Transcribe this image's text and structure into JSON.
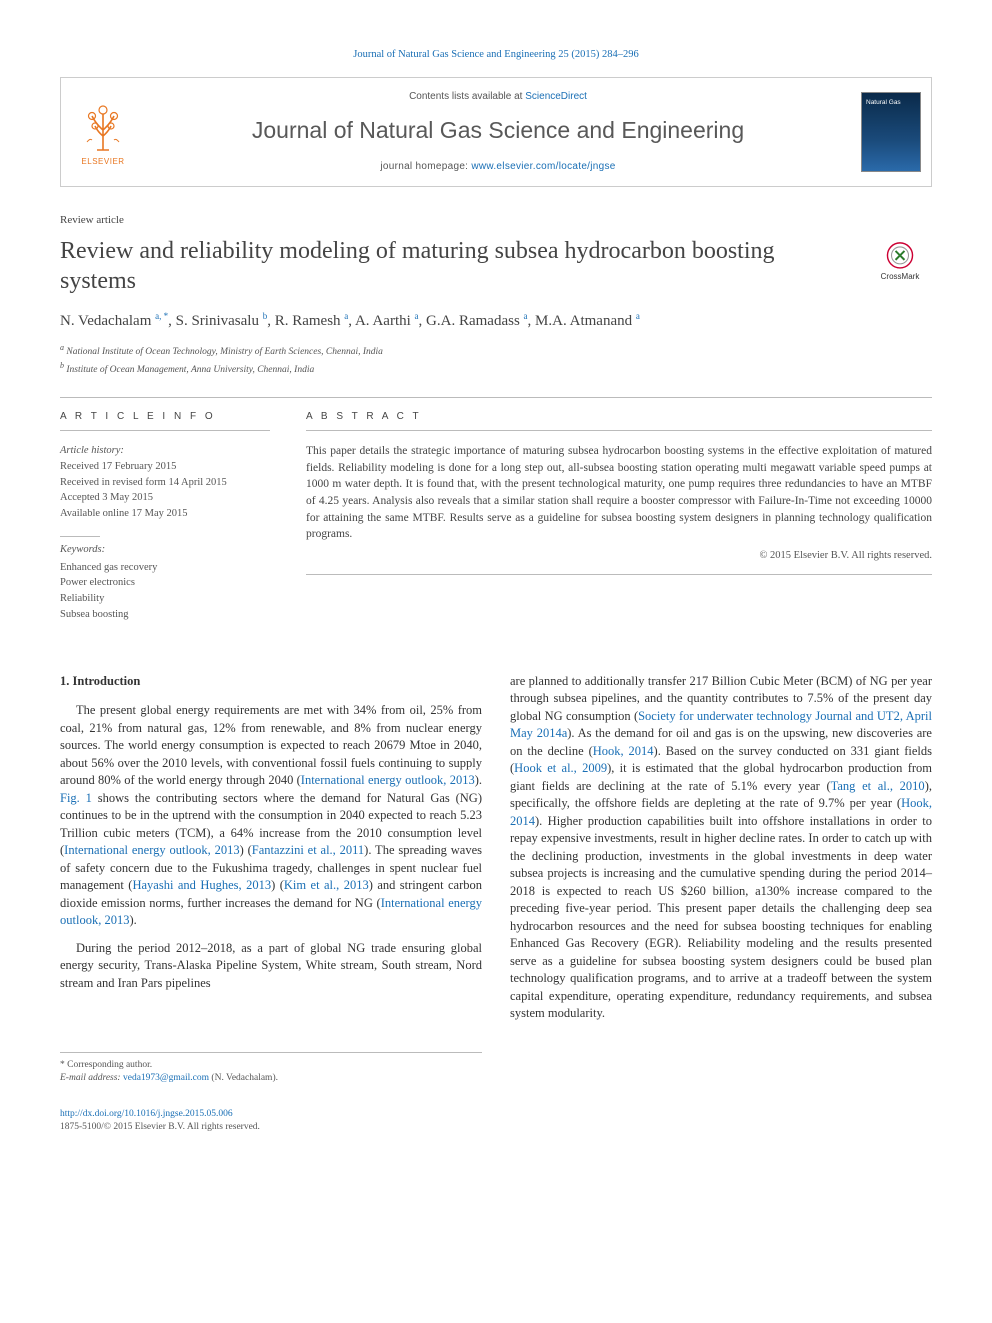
{
  "citation": {
    "prefix": "Journal of Natural Gas Science and Engineering 25 (2015) 284–296",
    "link_text": ""
  },
  "header": {
    "contents_prefix": "Contents lists available at ",
    "contents_link": "ScienceDirect",
    "journal_name": "Journal of Natural Gas Science and Engineering",
    "homepage_prefix": "journal homepage: ",
    "homepage_link": "www.elsevier.com/locate/jngse",
    "elsevier_label": "ELSEVIER",
    "cover_text": "Natural Gas"
  },
  "article_type": "Review article",
  "title": "Review and reliability modeling of maturing subsea hydrocarbon boosting systems",
  "crossmark_label": "CrossMark",
  "authors_html": "N. Vedachalam <sup>a, *</sup>, S. Srinivasalu <sup>b</sup>, R. Ramesh <sup>a</sup>, A. Aarthi <sup>a</sup>, G.A. Ramadass <sup>a</sup>, M.A. Atmanand <sup>a</sup>",
  "affiliations": {
    "a": "National Institute of Ocean Technology, Ministry of Earth Sciences, Chennai, India",
    "b": "Institute of Ocean Management, Anna University, Chennai, India"
  },
  "article_info": {
    "heading": "A R T I C L E   I N F O",
    "history_label": "Article history:",
    "received": "Received 17 February 2015",
    "revised": "Received in revised form 14 April 2015",
    "accepted": "Accepted 3 May 2015",
    "online": "Available online 17 May 2015",
    "keywords_label": "Keywords:",
    "keywords": [
      "Enhanced gas recovery",
      "Power electronics",
      "Reliability",
      "Subsea boosting"
    ]
  },
  "abstract": {
    "heading": "A B S T R A C T",
    "text": "This paper details the strategic importance of maturing subsea hydrocarbon boosting systems in the effective exploitation of matured fields. Reliability modeling is done for a long step out, all-subsea boosting station operating multi megawatt variable speed pumps at 1000 m water depth. It is found that, with the present technological maturity, one pump requires three redundancies to have an MTBF of 4.25 years. Analysis also reveals that a similar station shall require a booster compressor with Failure-In-Time not exceeding 10000 for attaining the same MTBF. Results serve as a guideline for subsea boosting system designers in planning technology qualification programs.",
    "copyright": "© 2015 Elsevier B.V. All rights reserved."
  },
  "body": {
    "intro_heading": "1. Introduction",
    "p1_a": "The present global energy requirements are met with 34% from oil, 25% from coal, 21% from natural gas, 12% from renewable, and 8% from nuclear energy sources. The world energy consumption is expected to reach 20679 Mtoe in 2040, about 56% over the 2010 levels, with conventional fossil fuels continuing to supply around 80% of the world energy through 2040 (",
    "p1_l1": "International energy outlook, 2013",
    "p1_b": "). ",
    "p1_l2": "Fig. 1",
    "p1_c": " shows the contributing sectors where the demand for Natural Gas (NG) continues to be in the uptrend with the consumption in 2040 expected to reach 5.23 Trillion cubic meters (TCM), a 64% increase from the 2010 consumption level (",
    "p1_l3": "International energy outlook, 2013",
    "p1_d": ") (",
    "p1_l4": "Fantazzini et al., 2011",
    "p1_e": "). The spreading waves of safety concern due to the Fukushima tragedy, challenges in spent nuclear fuel management (",
    "p1_l5": "Hayashi and Hughes, 2013",
    "p1_f": ") (",
    "p1_l6": "Kim et al., 2013",
    "p1_g": ") and stringent carbon dioxide emission norms, further increases the demand for NG (",
    "p1_l7": "International energy outlook, 2013",
    "p1_h": ").",
    "p2": "During the period 2012–2018, as a part of global NG trade ensuring global energy security, Trans-Alaska Pipeline System, White stream, South stream, Nord stream and Iran Pars pipelines",
    "p3_a": "are planned to additionally transfer 217 Billion Cubic Meter (BCM) of NG per year through subsea pipelines, and the quantity contributes to 7.5% of the present day global NG consumption (",
    "p3_l1": "Society for underwater technology Journal and UT2, April May 2014a",
    "p3_b": "). As the demand for oil and gas is on the upswing, new discoveries are on the decline (",
    "p3_l2": "Hook, 2014",
    "p3_c": "). Based on the survey conducted on 331 giant fields (",
    "p3_l3": "Hook et al., 2009",
    "p3_d": "), it is estimated that the global hydrocarbon production from giant fields are declining at the rate of 5.1% every year (",
    "p3_l4": "Tang et al., 2010",
    "p3_e": "), specifically, the offshore fields are depleting at the rate of 9.7% per year (",
    "p3_l5": "Hook, 2014",
    "p3_f": "). Higher production capabilities built into offshore installations in order to repay expensive investments, result in higher decline rates. In order to catch up with the declining production, investments in the global investments in deep water subsea projects is increasing and the cumulative spending during the period 2014–2018 is expected to reach US $260 billion, a130% increase compared to the preceding five-year period. This present paper details the challenging deep sea hydrocarbon resources and the need for subsea boosting techniques for enabling Enhanced Gas Recovery (EGR). Reliability modeling and the results presented serve as a guideline for subsea boosting system designers could be bused plan technology qualification programs, and to arrive at a tradeoff between the system capital expenditure, operating expenditure, redundancy requirements, and subsea system modularity."
  },
  "footer": {
    "corresponding": "* Corresponding author.",
    "email_label": "E-mail address: ",
    "email": "veda1973@gmail.com",
    "email_suffix": " (N. Vedachalam).",
    "doi": "http://dx.doi.org/10.1016/j.jngse.2015.05.006",
    "issn": "1875-5100/© 2015 Elsevier B.V. All rights reserved."
  },
  "colors": {
    "link": "#1a6fb5",
    "text": "#333333",
    "muted": "#555555",
    "rule": "#bbbbbb",
    "elsevier_orange": "#e87722",
    "cover_gradient_top": "#0a2a4a",
    "cover_gradient_bottom": "#2a6aaa"
  }
}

··········

All records above are to be printed exactly, minus the pictures they contain.

Transcribe this image's text and structure into JSON.
{
  "citation": {
    "prefix": "Journal of Natural Gas Science and Engineering 25 (2015) 284–296",
    "link_text": ""
  },
  "header": {
    "contents_prefix": "Contents lists available at ",
    "contents_link": "ScienceDirect",
    "journal_name": "Journal of Natural Gas Science and Engineering",
    "homepage_prefix": "journal homepage: ",
    "homepage_link": "www.elsevier.com/locate/jngse",
    "elsevier_label": "ELSEVIER",
    "cover_text": "Natural Gas"
  },
  "article_type": "Review article",
  "title": "Review and reliability modeling of maturing subsea hydrocarbon boosting systems",
  "crossmark_label": "CrossMark",
  "authors_html": "N. Vedachalam <sup>a, *</sup>, S. Srinivasalu <sup>b</sup>, R. Ramesh <sup>a</sup>, A. Aarthi <sup>a</sup>, G.A. Ramadass <sup>a</sup>, M.A. Atmanand <sup>a</sup>",
  "affiliations": {
    "a": "National Institute of Ocean Technology, Ministry of Earth Sciences, Chennai, India",
    "b": "Institute of Ocean Management, Anna University, Chennai, India"
  },
  "article_info": {
    "heading": "A R T I C L E   I N F O",
    "history_label": "Article history:",
    "received": "Received 17 February 2015",
    "revised": "Received in revised form 14 April 2015",
    "accepted": "Accepted 3 May 2015",
    "online": "Available online 17 May 2015",
    "keywords_label": "Keywords:",
    "keywords": [
      "Enhanced gas recovery",
      "Power electronics",
      "Reliability",
      "Subsea boosting"
    ]
  },
  "abstract": {
    "heading": "A B S T R A C T",
    "text": "This paper details the strategic importance of maturing subsea hydrocarbon boosting systems in the effective exploitation of matured fields. Reliability modeling is done for a long step out, all-subsea boosting station operating multi megawatt variable speed pumps at 1000 m water depth. It is found that, with the present technological maturity, one pump requires three redundancies to have an MTBF of 4.25 years. Analysis also reveals that a similar station shall require a booster compressor with Failure-In-Time not exceeding 10000 for attaining the same MTBF. Results serve as a guideline for subsea boosting system designers in planning technology qualification programs.",
    "copyright": "© 2015 Elsevier B.V. All rights reserved."
  },
  "body": {
    "intro_heading": "1. Introduction",
    "p1_a": "The present global energy requirements are met with 34% from oil, 25% from coal, 21% from natural gas, 12% from renewable, and 8% from nuclear energy sources. The world energy consumption is expected to reach 20679 Mtoe in 2040, about 56% over the 2010 levels, with conventional fossil fuels continuing to supply around 80% of the world energy through 2040 (",
    "p1_l1": "International energy outlook, 2013",
    "p1_b": "). ",
    "p1_l2": "Fig. 1",
    "p1_c": " shows the contributing sectors where the demand for Natural Gas (NG) continues to be in the uptrend with the consumption in 2040 expected to reach 5.23 Trillion cubic meters (TCM), a 64% increase from the 2010 consumption level (",
    "p1_l3": "International energy outlook, 2013",
    "p1_d": ") (",
    "p1_l4": "Fantazzini et al., 2011",
    "p1_e": "). The spreading waves of safety concern due to the Fukushima tragedy, challenges in spent nuclear fuel management (",
    "p1_l5": "Hayashi and Hughes, 2013",
    "p1_f": ") (",
    "p1_l6": "Kim et al., 2013",
    "p1_g": ") and stringent carbon dioxide emission norms, further increases the demand for NG (",
    "p1_l7": "International energy outlook, 2013",
    "p1_h": ").",
    "p2": "During the period 2012–2018, as a part of global NG trade ensuring global energy security, Trans-Alaska Pipeline System, White stream, South stream, Nord stream and Iran Pars pipelines",
    "p3_a": "are planned to additionally transfer 217 Billion Cubic Meter (BCM) of NG per year through subsea pipelines, and the quantity contributes to 7.5% of the present day global NG consumption (",
    "p3_l1": "Society for underwater technology Journal and UT2, April May 2014a",
    "p3_b": "). As the demand for oil and gas is on the upswing, new discoveries are on the decline (",
    "p3_l2": "Hook, 2014",
    "p3_c": "). Based on the survey conducted on 331 giant fields (",
    "p3_l3": "Hook et al., 2009",
    "p3_d": "), it is estimated that the global hydrocarbon production from giant fields are declining at the rate of 5.1% every year (",
    "p3_l4": "Tang et al., 2010",
    "p3_e": "), specifically, the offshore fields are depleting at the rate of 9.7% per year (",
    "p3_l5": "Hook, 2014",
    "p3_f": "). Higher production capabilities built into offshore installations in order to repay expensive investments, result in higher decline rates. In order to catch up with the declining production, investments in the global investments in deep water subsea projects is increasing and the cumulative spending during the period 2014–2018 is expected to reach US $260 billion, a130% increase compared to the preceding five-year period. This present paper details the challenging deep sea hydrocarbon resources and the need for subsea boosting techniques for enabling Enhanced Gas Recovery (EGR). Reliability modeling and the results presented serve as a guideline for subsea boosting system designers could be bused plan technology qualification programs, and to arrive at a tradeoff between the system capital expenditure, operating expenditure, redundancy requirements, and subsea system modularity."
  },
  "footer": {
    "corresponding": "* Corresponding author.",
    "email_label": "E-mail address: ",
    "email": "veda1973@gmail.com",
    "email_suffix": " (N. Vedachalam).",
    "doi": "http://dx.doi.org/10.1016/j.jngse.2015.05.006",
    "issn": "1875-5100/© 2015 Elsevier B.V. All rights reserved."
  },
  "colors": {
    "link": "#1a6fb5",
    "text": "#333333",
    "muted": "#555555",
    "rule": "#bbbbbb",
    "elsevier_orange": "#e87722",
    "cover_gradient_top": "#0a2a4a",
    "cover_gradient_bottom": "#2a6aaa"
  }
}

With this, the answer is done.